PASSAGEM SELECIONADA »
● ● ●

Do Mediterrâneo fatal aos refugiados ‘invasores’


Parece que nunca como agora o ‘mare nostrum’ se tornou um espaço tão perigoso e tão fatal, mais um espaço de morte do que passagem para vida, sepultura para muitos anseios e fronteira para tantos que, saindo de África e do médio Oriente, tentam encontrar na Europa um lugar de vida menos aflitiva e com outra visão para o futuro…pessoal e familiar.

Várias operações foram tentadas para vigiar, acolher e encaminhar a vaga de refugiados que, desde 2013, têm procurado a Europa do sul na ânsia duma vida melhor, com paz e algum sossego para tanta gente marcada pelo sofrimento, a perseguição – ética, religiosa e política – e mesmo a fome.

‘Refugiado’ é hoje um termo usado centenas de vezes por dia, tanto para falar de situações de pessoas, como para caraterizar certas posições políticas que podem servir de arma de arremesso para fações extremistas, sem esquecer as causas dessa vivência nos tempos atuais.

● ● ●

INSTRUÇÕES DO EXERCÍCIO » Transcreva sem alterações o trecho do texto sobre os refugiados no Mediterrâneo que começa em "Do Mediterrâneo fatal" e termina em "futuro…pessoal e familiar.", incluindo estas últimas palavras.

EXCERTO DE DADOS »

● ● ●

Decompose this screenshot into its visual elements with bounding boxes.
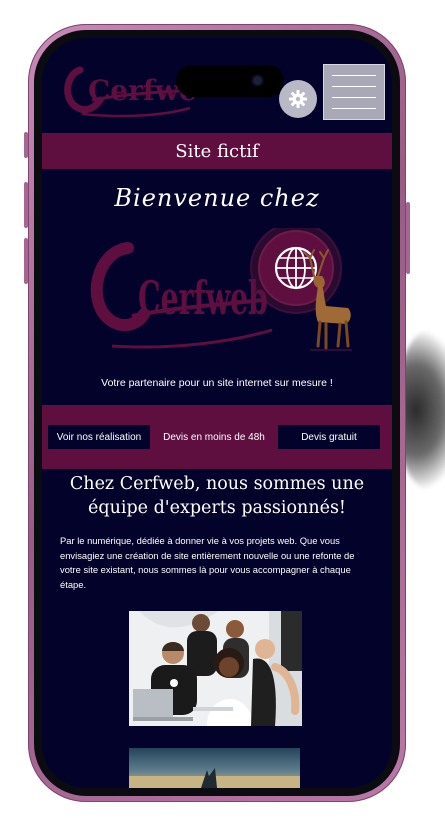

● ● ●

RESPOSTA ESCRITA »
Do Mediterrâneo fatal aos refugiados ‘invasores’


Parece que nunca como agora o ‘mare nostrum’ se tornou um espaço tão perigoso e tão fatal, mais um espaço de morte do que passagem para vida, sepultura para muitos anseios e fronteira para tantos que, saindo de África e do médio Oriente, tentam encontrar na Europa um lugar de vida menos aflitiva e com outra visão para o futuro…pessoal e familiar.